>> Begin RECORDS TO USE

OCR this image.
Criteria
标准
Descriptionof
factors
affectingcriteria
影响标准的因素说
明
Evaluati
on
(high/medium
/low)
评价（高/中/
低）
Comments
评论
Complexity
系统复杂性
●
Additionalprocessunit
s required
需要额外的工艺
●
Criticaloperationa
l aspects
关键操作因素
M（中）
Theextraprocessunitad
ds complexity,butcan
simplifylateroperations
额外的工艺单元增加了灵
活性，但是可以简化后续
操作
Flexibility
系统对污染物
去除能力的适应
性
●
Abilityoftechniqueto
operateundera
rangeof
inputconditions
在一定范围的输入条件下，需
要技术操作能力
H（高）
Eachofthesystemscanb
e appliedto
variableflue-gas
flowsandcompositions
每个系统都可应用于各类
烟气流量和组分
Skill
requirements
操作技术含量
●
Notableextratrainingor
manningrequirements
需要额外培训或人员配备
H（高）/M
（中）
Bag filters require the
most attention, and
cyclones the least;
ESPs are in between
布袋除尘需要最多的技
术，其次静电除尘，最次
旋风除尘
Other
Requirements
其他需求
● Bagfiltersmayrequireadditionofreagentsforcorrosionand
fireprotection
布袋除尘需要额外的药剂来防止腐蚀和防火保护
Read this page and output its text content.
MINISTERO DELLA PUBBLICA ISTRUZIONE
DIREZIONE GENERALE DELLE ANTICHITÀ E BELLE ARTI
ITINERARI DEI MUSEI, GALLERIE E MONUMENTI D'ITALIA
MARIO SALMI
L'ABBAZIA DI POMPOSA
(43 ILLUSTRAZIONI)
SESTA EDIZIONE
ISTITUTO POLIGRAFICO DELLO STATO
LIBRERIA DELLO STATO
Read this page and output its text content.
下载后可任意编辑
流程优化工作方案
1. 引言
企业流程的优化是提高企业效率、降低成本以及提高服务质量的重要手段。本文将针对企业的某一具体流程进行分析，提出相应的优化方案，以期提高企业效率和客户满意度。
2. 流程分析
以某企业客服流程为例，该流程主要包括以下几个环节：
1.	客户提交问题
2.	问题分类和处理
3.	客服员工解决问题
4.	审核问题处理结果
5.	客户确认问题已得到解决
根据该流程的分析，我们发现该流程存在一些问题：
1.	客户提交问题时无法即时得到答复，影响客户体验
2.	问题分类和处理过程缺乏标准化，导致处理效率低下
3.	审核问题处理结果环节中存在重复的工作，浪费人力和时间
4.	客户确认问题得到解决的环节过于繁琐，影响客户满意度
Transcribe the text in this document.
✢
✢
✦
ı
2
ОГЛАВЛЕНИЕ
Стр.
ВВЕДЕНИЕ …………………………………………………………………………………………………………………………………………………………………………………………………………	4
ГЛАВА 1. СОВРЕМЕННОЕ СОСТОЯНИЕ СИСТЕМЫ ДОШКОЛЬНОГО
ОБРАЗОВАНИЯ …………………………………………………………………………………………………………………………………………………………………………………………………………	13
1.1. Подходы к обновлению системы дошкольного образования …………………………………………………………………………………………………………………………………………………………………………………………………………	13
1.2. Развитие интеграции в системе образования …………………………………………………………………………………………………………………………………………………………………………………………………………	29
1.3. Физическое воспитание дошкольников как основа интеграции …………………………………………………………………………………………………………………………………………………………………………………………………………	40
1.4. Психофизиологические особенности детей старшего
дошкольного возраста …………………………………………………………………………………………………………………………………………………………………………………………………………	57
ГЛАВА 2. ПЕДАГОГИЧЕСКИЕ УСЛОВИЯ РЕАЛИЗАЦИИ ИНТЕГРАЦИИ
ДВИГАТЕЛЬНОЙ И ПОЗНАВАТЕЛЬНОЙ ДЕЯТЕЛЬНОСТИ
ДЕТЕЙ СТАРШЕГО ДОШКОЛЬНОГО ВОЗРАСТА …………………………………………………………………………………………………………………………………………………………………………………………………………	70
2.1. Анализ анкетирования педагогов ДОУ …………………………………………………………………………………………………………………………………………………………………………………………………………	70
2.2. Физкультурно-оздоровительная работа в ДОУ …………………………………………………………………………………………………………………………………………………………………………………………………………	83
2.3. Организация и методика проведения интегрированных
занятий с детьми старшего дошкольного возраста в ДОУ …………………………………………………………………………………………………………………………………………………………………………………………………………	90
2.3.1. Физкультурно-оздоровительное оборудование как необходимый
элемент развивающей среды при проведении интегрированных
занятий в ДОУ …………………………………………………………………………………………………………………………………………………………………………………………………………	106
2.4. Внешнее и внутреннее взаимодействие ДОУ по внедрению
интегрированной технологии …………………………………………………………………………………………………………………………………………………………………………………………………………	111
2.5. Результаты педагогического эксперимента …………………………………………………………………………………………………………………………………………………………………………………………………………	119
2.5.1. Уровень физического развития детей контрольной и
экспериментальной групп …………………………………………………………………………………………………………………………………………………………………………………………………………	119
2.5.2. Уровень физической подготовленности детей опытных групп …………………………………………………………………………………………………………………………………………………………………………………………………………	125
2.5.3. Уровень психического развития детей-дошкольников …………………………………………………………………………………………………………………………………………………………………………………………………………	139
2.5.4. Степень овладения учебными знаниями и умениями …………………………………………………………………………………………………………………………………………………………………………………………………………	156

>> End RECORDS TO USE

## WORK INSTRUCTIONS
Everything in the listing above should be restated exactly.

## EXERCISE RESULT
OCR this image.
Criteria
标准
Descriptionof
factors
affectingcriteria
影响标准的因素说
明
Evaluati
on
(high/medium
/low)
评价（高/中/
低）
Comments
评论
Complexity
系统复杂性
●
Additionalprocessunit
s required
需要额外的工艺
●
Criticaloperationa
l aspects
关键操作因素
M（中）
Theextraprocessunitad
ds complexity,butcan
simplifylateroperations
额外的工艺单元增加了灵
活性，但是可以简化后续
操作
Flexibility
系统对污染物
去除能力的适应
性
●
Abilityoftechniqueto
operateundera
rangeof
inputconditions
在一定范围的输入条件下，需
要技术操作能力
H（高）
Eachofthesystemscanb
e appliedto
variableflue-gas
flowsandcompositions
每个系统都可应用于各类
烟气流量和组分
Skill
requirements
操作技术含量
●
Notableextratrainingor
manningrequirements
需要额外培训或人员配备
H（高）/M
（中）
Bag filters require the
most attention, and
cyclones the least;
ESPs are in between
布袋除尘需要最多的技
术，其次静电除尘，最次
旋风除尘
Other
Requirements
其他需求
● Bagfiltersmayrequireadditionofreagentsforcorrosionand
fireprotection
布袋除尘需要额外的药剂来防止腐蚀和防火保护
Read this page and output its text content.
MINISTERO DELLA PUBBLICA ISTRUZIONE
DIREZIONE GENERALE DELLE ANTICHITÀ E BELLE ARTI
ITINERARI DEI MUSEI, GALLERIE E MONUMENTI D'ITALIA
MARIO SALMI
L'ABBAZIA DI POMPOSA
(43 ILLUSTRAZIONI)
SESTA EDIZIONE
ISTITUTO POLIGRAFICO DELLO STATO
LIBRERIA DELLO STATO
Read this page and output its text content.
下载后可任意编辑
流程优化工作方案
1. 引言
企业流程的优化是提高企业效率、降低成本以及提高服务质量的重要手段。本文将针对企业的某一具体流程进行分析，提出相应的优化方案，以期提高企业效率和客户满意度。
2. 流程分析
以某企业客服流程为例，该流程主要包括以下几个环节：
1.	客户提交问题
2.	问题分类和处理
3.	客服员工解决问题
4.	审核问题处理结果
5.	客户确认问题已得到解决
根据该流程的分析，我们发现该流程存在一些问题：
1.	客户提交问题时无法即时得到答复，影响客户体验
2.	问题分类和处理过程缺乏标准化，导致处理效率低下
3.	审核问题处理结果环节中存在重复的工作，浪费人力和时间
4.	客户确认问题得到解决的环节过于繁琐，影响客户满意度
Transcribe the text in this document.
✢
✢
✦
ı
2
ОГЛАВЛЕНИЕ
Стр.
ВВЕДЕНИЕ …………………………………………………………………………………………………………………………………………………………………………………………………………	4
ГЛАВА 1. СОВРЕМЕННОЕ СОСТОЯНИЕ СИСТЕМЫ ДОШКОЛЬНОГО
ОБРАЗОВАНИЯ …………………………………………………………………………………………………………………………………………………………………………………………………………	13
1.1. Подходы к обновлению системы дошкольного образования …………………………………………………………………………………………………………………………………………………………………………………………………………	13
1.2. Развитие интеграции в системе образования …………………………………………………………………………………………………………………………………………………………………………………………………………	29
1.3. Физическое воспитание дошкольников как основа интеграции …………………………………………………………………………………………………………………………………………………………………………………………………………	40
1.4. Психофизиологические особенности детей старшего
дошкольного возраста …………………………………………………………………………………………………………………………………………………………………………………………………………	57
ГЛАВА 2. ПЕДАГОГИЧЕСКИЕ УСЛОВИЯ РЕАЛИЗАЦИИ ИНТЕГРАЦИИ
ДВИГАТЕЛЬНОЙ И ПОЗНАВАТЕЛЬНОЙ ДЕЯТЕЛЬНОСТИ
ДЕТЕЙ СТАРШЕГО ДОШКОЛЬНОГО ВОЗРАСТА …………………………………………………………………………………………………………………………………………………………………………………………………………	70
2.1. Анализ анкетирования педагогов ДОУ …………………………………………………………………………………………………………………………………………………………………………………………………………	70
2.2. Физкультурно-оздоровительная работа в ДОУ …………………………………………………………………………………………………………………………………………………………………………………………………………	83
2.3. Организация и методика проведения интегрированных
занятий с детьми старшего дошкольного возраста в ДОУ …………………………………………………………………………………………………………………………………………………………………………………………………………	90
2.3.1. Физкультурно-оздоровительное оборудование как необходимый
элемент развивающей среды при проведении интегрированных
занятий в ДОУ …………………………………………………………………………………………………………………………………………………………………………………………………………	106
2.4. Внешнее и внутреннее взаимодействие ДОУ по внедрению
интегрированной технологии …………………………………………………………………………………………………………………………………………………………………………………………………………	111
2.5. Результаты педагогического эксперимента …………………………………………………………………………………………………………………………………………………………………………………………………………	119
2.5.1. Уровень физического развития детей контрольной и
экспериментальной групп …………………………………………………………………………………………………………………………………………………………………………………………………………	119
2.5.2. Уровень физической подготовленности детей опытных групп …………………………………………………………………………………………………………………………………………………………………………………………………………	125
2.5.3. Уровень психического развития детей-дошкольников …………………………………………………………………………………………………………………………………………………………………………………………………………	139
2.5.4. Степень овладения учебными знаниями и умениями …………………………………………………………………………………………………………………………………………………………………………………………………………	156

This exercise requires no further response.